WORK TO DO: All the records that follow need to be reproduced exactly. Omit the images.

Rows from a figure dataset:
################
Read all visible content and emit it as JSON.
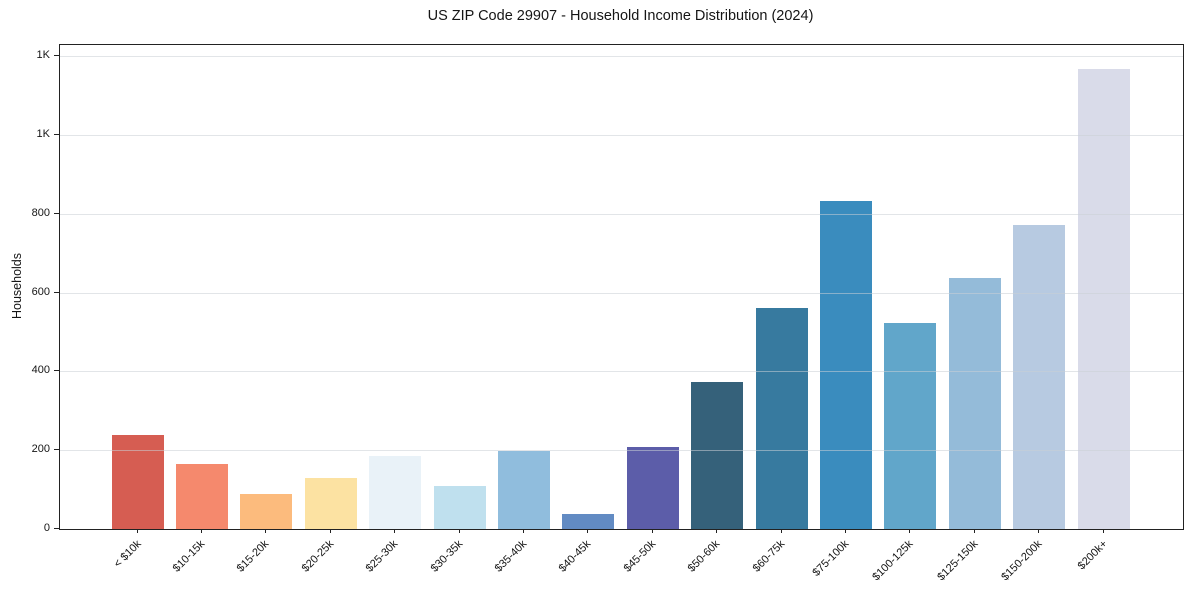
{
  "figure": {
    "title": "US ZIP Code 29907 - Household Income Distribution (2024)",
    "y_axis_label": "Households",
    "y_tick_labels": [
      "0",
      "200",
      "400",
      "600",
      "800",
      "1K",
      "1K"
    ],
    "x_tick_labels": [
      "< $10k",
      "$10-15k",
      "$15-20k",
      "$20-25k",
      "$25-30k",
      "$30-35k",
      "$35-40k",
      "$40-45k",
      "$45-50k",
      "$50-60k",
      "$60-75k",
      "$75-100k",
      "$100-125k",
      "$125-150k",
      "$150-200k",
      "$200k+"
    ]
  },
  "chart_data": {
    "type": "bar",
    "title": "US ZIP Code 29907 - Household Income Distribution (2024)",
    "xlabel": "",
    "ylabel": "Households",
    "categories": [
      "< $10k",
      "$10-15k",
      "$15-20k",
      "$20-25k",
      "$25-30k",
      "$30-35k",
      "$35-40k",
      "$40-45k",
      "$45-50k",
      "$50-60k",
      "$60-75k",
      "$75-100k",
      "$100-125k",
      "$125-150k",
      "$150-200k",
      "$200k+"
    ],
    "values": [
      238,
      165,
      90,
      130,
      185,
      108,
      198,
      38,
      208,
      374,
      561,
      832,
      523,
      638,
      771,
      1167
    ],
    "bar_colors": [
      "#d65d52",
      "#f5896d",
      "#fcbb7d",
      "#fce2a2",
      "#e9f2f8",
      "#bfe0ee",
      "#90bddd",
      "#628bc3",
      "#5c5da9",
      "#35617a",
      "#377a9f",
      "#3a8cbe",
      "#61a6ca",
      "#94bbd9",
      "#b7cae1",
      "#d9dbe9"
    ],
    "ylim": [
      0,
      1228
    ],
    "yticks": [
      {
        "value": 0,
        "label": "0"
      },
      {
        "value": 200,
        "label": "200"
      },
      {
        "value": 400,
        "label": "400"
      },
      {
        "value": 600,
        "label": "600"
      },
      {
        "value": 800,
        "label": "800"
      },
      {
        "value": 1000,
        "label": "1K"
      },
      {
        "value": 1200,
        "label": "1K"
      }
    ],
    "x_tick_rotation_deg": 45,
    "grid": "horizontal, drawn over bars",
    "legend": "none",
    "background": "#ffffff"
  }
}
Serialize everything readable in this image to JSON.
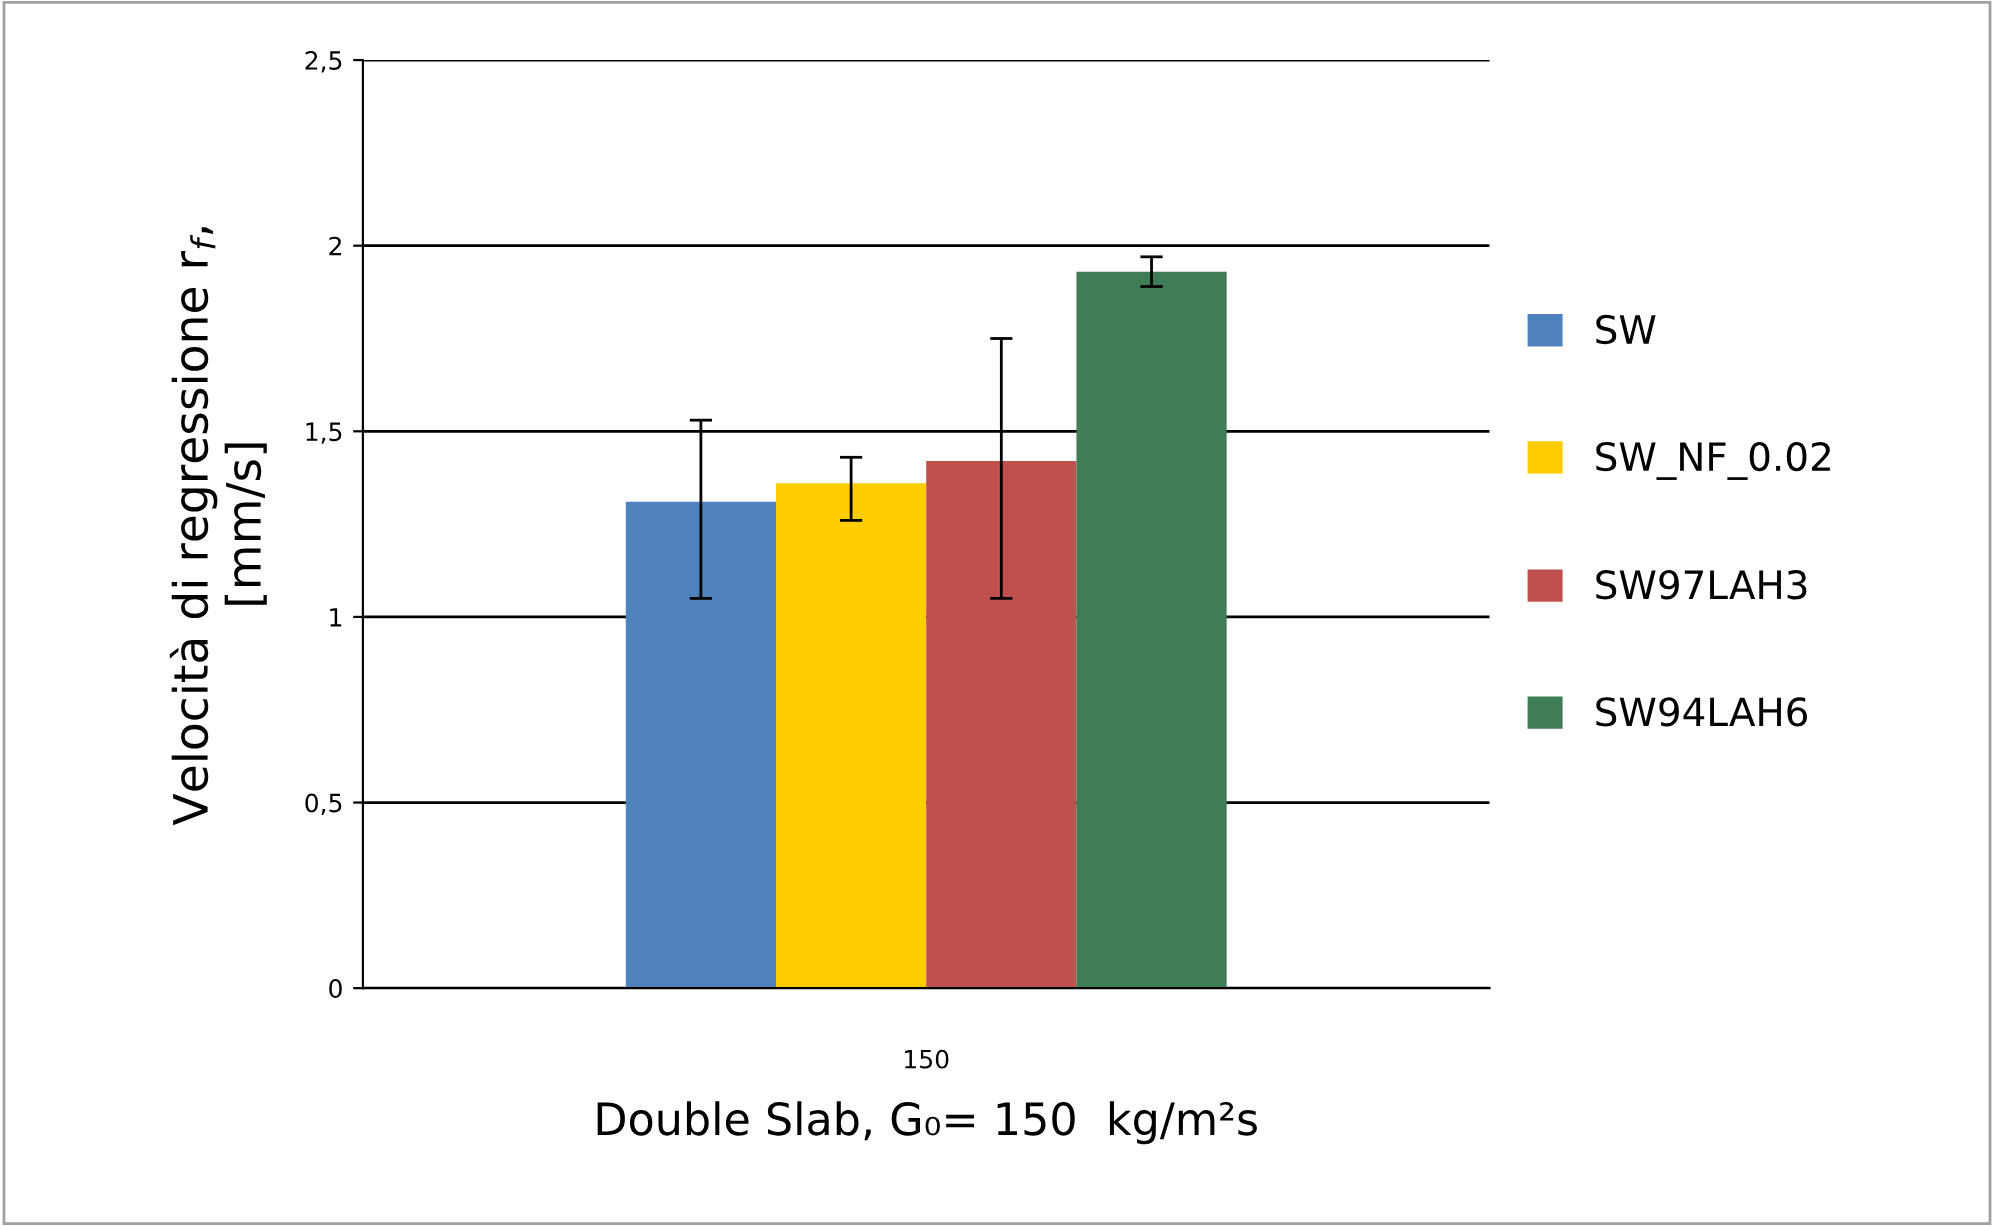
{
  "chart_data": {
    "type": "bar",
    "categories": [
      "150"
    ],
    "series": [
      {
        "name": "SW",
        "color": "#4f81bd",
        "values": [
          1.31
        ],
        "errors": [
          [
            1.05,
            1.53
          ]
        ]
      },
      {
        "name": "SW_NF_0.02",
        "color": "#ffcc00",
        "values": [
          1.36
        ],
        "errors": [
          [
            1.26,
            1.43
          ]
        ]
      },
      {
        "name": "SW97LAH3",
        "color": "#c0504d",
        "values": [
          1.42
        ],
        "errors": [
          [
            1.05,
            1.75
          ]
        ]
      },
      {
        "name": "SW94LAH6",
        "color": "#3e7d55",
        "values": [
          1.93
        ],
        "errors": [
          [
            1.89,
            1.97
          ]
        ]
      }
    ],
    "ylabel": "Velocità di regressione r$_{f}$,\n[mm/s]",
    "xlabel": "Double Slab, G₀= 150  kg/m²s",
    "ylim": [
      0,
      2.5
    ],
    "yticks": [
      0,
      {
        "value": 0.5,
        "label": "0,5"
      },
      1,
      {
        "value": 1.5,
        "label": "1,5"
      },
      2,
      {
        "value": 2.5,
        "label": "2,5"
      }
    ],
    "grid": "y",
    "legend": "right"
  }
}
################
REPLY TO THE EXERCISE:
Read all visible content and emit it as JSON.
{
  "figure": {
    "title": "US ZIP Code 29907 - Household Income Distribution (2024)",
    "y_axis_label": "Households",
    "y_tick_labels": [
      "0",
      "200",
      "400",
      "600",
      "800",
      "1K",
      "1K"
    ],
    "x_tick_labels": [
      "< $10k",
      "$10-15k",
      "$15-20k",
      "$20-25k",
      "$25-30k",
      "$30-35k",
      "$35-40k",
      "$40-45k",
      "$45-50k",
      "$50-60k",
      "$60-75k",
      "$75-100k",
      "$100-125k",
      "$125-150k",
      "$150-200k",
      "$200k+"
    ]
  },
  "chart_data": {
    "type": "bar",
    "title": "US ZIP Code 29907 - Household Income Distribution (2024)",
    "xlabel": "",
    "ylabel": "Households",
    "categories": [
      "< $10k",
      "$10-15k",
      "$15-20k",
      "$20-25k",
      "$25-30k",
      "$30-35k",
      "$35-40k",
      "$40-45k",
      "$45-50k",
      "$50-60k",
      "$60-75k",
      "$75-100k",
      "$100-125k",
      "$125-150k",
      "$150-200k",
      "$200k+"
    ],
    "values": [
      238,
      165,
      90,
      130,
      185,
      108,
      198,
      38,
      208,
      374,
      561,
      832,
      523,
      638,
      771,
      1167
    ],
    "bar_colors": [
      "#d65d52",
      "#f5896d",
      "#fcbb7d",
      "#fce2a2",
      "#e9f2f8",
      "#bfe0ee",
      "#90bddd",
      "#628bc3",
      "#5c5da9",
      "#35617a",
      "#377a9f",
      "#3a8cbe",
      "#61a6ca",
      "#94bbd9",
      "#b7cae1",
      "#d9dbe9"
    ],
    "ylim": [
      0,
      1228
    ],
    "yticks": [
      {
        "value": 0,
        "label": "0"
      },
      {
        "value": 200,
        "label": "200"
      },
      {
        "value": 400,
        "label": "400"
      },
      {
        "value": 600,
        "label": "600"
      },
      {
        "value": 800,
        "label": "800"
      },
      {
        "value": 1000,
        "label": "1K"
      },
      {
        "value": 1200,
        "label": "1K"
      }
    ],
    "x_tick_rotation_deg": 45,
    "grid": "horizontal, drawn over bars",
    "legend": "none",
    "background": "#ffffff"
  }
}
Serialize everything readable in this image to JSON.
{
  "chart_data": {
    "type": "bar",
    "categories": [
      "150"
    ],
    "series": [
      {
        "name": "SW",
        "color": "#4f81bd",
        "values": [
          1.31
        ],
        "errors": [
          [
            1.05,
            1.53
          ]
        ]
      },
      {
        "name": "SW_NF_0.02",
        "color": "#ffcc00",
        "values": [
          1.36
        ],
        "errors": [
          [
            1.26,
            1.43
          ]
        ]
      },
      {
        "name": "SW97LAH3",
        "color": "#c0504d",
        "values": [
          1.42
        ],
        "errors": [
          [
            1.05,
            1.75
          ]
        ]
      },
      {
        "name": "SW94LAH6",
        "color": "#3e7d55",
        "values": [
          1.93
        ],
        "errors": [
          [
            1.89,
            1.97
          ]
        ]
      }
    ],
    "ylabel": "Velocità di regressione r$_{f}$,\n[mm/s]",
    "xlabel": "Double Slab, G₀= 150  kg/m²s",
    "ylim": [
      0,
      2.5
    ],
    "yticks": [
      0,
      {
        "value": 0.5,
        "label": "0,5"
      },
      1,
      {
        "value": 1.5,
        "label": "1,5"
      },
      2,
      {
        "value": 2.5,
        "label": "2,5"
      }
    ],
    "grid": "y",
    "legend": "right"
  }
}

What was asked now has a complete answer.